[Opening Information provided section]

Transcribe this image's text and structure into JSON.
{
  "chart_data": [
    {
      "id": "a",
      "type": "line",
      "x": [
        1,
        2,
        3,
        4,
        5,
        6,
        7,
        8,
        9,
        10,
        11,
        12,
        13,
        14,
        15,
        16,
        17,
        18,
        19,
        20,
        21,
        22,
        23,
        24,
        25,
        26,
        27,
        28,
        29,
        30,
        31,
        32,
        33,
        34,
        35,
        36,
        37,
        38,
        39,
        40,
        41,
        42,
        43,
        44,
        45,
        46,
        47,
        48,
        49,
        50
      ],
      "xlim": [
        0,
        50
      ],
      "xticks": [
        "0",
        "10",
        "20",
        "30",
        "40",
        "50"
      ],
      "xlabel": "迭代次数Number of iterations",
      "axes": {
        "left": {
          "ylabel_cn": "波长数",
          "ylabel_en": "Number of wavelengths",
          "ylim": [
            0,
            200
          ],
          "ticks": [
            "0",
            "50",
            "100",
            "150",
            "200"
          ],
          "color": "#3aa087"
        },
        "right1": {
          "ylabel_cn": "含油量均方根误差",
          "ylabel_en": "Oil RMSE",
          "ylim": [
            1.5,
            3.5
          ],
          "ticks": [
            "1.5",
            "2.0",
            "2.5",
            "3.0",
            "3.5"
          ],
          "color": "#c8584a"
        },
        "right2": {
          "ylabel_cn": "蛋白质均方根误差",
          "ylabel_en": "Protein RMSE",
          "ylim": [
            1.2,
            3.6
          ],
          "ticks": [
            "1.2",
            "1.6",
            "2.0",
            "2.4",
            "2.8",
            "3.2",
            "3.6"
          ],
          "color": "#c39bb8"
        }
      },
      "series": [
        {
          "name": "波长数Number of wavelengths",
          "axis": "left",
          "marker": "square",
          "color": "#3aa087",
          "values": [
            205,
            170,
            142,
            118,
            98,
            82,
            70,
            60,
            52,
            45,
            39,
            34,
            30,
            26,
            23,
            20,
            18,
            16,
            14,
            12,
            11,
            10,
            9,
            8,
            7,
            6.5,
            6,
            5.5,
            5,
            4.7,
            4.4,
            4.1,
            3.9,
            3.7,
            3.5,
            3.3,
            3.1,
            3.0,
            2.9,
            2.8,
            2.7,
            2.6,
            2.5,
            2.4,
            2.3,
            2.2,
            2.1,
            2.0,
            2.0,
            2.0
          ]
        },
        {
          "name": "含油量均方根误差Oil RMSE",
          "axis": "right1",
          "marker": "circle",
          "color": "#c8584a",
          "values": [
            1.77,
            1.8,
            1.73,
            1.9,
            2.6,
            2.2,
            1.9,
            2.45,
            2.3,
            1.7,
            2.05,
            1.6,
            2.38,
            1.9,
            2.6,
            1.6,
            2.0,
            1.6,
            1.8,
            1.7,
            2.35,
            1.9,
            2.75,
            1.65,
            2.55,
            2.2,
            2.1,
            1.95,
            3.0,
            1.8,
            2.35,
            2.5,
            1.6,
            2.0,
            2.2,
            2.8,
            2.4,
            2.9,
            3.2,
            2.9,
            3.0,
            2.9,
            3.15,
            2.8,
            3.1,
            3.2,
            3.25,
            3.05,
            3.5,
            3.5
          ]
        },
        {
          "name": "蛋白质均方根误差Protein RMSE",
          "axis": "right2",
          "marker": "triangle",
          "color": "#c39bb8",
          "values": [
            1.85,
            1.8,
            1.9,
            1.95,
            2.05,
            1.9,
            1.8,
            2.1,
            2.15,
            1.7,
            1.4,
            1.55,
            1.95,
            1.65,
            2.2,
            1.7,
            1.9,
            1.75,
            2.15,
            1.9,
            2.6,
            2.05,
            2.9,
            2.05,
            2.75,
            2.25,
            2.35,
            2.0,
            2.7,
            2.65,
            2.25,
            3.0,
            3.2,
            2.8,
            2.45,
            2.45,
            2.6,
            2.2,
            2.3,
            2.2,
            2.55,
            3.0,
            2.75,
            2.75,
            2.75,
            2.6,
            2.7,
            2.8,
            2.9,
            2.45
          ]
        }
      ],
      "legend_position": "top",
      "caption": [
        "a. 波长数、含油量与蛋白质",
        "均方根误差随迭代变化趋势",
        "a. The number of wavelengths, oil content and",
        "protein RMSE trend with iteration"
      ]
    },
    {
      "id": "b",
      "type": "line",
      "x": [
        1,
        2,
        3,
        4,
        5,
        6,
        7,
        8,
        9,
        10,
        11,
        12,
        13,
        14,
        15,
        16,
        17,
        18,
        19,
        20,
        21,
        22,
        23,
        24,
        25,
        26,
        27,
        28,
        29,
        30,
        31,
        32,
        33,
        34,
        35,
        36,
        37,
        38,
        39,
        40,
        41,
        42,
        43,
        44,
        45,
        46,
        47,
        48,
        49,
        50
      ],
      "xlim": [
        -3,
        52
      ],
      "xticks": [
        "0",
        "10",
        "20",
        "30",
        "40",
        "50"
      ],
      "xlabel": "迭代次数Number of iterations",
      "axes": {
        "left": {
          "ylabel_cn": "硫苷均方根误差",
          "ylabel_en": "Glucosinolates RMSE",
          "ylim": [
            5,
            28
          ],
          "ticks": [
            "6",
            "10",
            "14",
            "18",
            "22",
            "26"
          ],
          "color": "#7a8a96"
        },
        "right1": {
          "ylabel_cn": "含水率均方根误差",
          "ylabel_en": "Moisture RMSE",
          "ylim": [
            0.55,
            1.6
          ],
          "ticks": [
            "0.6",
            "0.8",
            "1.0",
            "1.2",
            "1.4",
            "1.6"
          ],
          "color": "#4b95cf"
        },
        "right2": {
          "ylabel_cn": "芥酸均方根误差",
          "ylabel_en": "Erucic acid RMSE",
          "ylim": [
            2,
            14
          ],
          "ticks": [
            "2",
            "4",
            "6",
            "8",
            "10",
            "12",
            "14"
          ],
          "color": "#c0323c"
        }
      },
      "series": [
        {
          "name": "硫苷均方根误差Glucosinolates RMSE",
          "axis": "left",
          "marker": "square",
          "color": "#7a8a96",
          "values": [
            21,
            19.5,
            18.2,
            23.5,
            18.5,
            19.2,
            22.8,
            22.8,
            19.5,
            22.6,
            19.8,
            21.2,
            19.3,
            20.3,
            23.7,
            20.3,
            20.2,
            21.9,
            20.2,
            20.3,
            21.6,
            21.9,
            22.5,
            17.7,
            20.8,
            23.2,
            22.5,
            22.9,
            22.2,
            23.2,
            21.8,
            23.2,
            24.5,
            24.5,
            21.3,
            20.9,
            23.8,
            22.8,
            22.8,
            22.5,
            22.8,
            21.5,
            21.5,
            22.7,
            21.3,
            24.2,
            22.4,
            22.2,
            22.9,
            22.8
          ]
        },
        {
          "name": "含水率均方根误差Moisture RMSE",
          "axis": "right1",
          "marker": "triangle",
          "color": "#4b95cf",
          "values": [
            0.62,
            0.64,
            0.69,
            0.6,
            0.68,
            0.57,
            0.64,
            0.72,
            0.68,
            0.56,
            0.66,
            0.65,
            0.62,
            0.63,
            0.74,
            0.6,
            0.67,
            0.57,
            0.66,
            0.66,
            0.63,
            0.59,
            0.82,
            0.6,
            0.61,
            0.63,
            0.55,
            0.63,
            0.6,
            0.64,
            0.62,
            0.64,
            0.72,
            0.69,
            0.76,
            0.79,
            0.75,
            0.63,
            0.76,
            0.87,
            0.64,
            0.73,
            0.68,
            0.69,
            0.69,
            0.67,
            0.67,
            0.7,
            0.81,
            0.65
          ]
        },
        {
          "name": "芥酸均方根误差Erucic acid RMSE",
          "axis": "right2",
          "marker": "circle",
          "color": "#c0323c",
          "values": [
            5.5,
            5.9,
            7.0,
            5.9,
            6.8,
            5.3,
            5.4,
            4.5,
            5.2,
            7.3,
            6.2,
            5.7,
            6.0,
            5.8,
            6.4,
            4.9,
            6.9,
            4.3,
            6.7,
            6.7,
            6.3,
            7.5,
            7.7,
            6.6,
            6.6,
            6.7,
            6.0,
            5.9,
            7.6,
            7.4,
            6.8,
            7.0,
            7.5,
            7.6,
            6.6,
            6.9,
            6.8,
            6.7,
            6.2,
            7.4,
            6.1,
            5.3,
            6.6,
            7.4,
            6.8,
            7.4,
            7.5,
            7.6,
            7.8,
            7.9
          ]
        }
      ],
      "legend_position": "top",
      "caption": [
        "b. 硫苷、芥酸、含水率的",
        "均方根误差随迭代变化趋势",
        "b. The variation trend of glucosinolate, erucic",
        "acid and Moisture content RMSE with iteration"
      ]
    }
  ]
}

[Closing Information provided section]

Task to complete: List every line above containing the word "RMSE".

Solution for this exercise:
          "ylabel_en": "Oil RMSE",
          "ylabel_en": "Protein RMSE",
          "name": "含油量均方根误差Oil RMSE",
          "name": "蛋白质均方根误差Protein RMSE",
        "protein RMSE trend with iteration"
          "ylabel_en": "Glucosinolates RMSE",
          "ylabel_en": "Moisture RMSE",
          "ylabel_en": "Erucic acid RMSE",
          "name": "硫苷均方根误差Glucosinolates RMSE",
          "name": "含水率均方根误差Moisture RMSE",
          "name": "芥酸均方根误差Erucic acid RMSE",
        "acid and Moisture content RMSE with iteration"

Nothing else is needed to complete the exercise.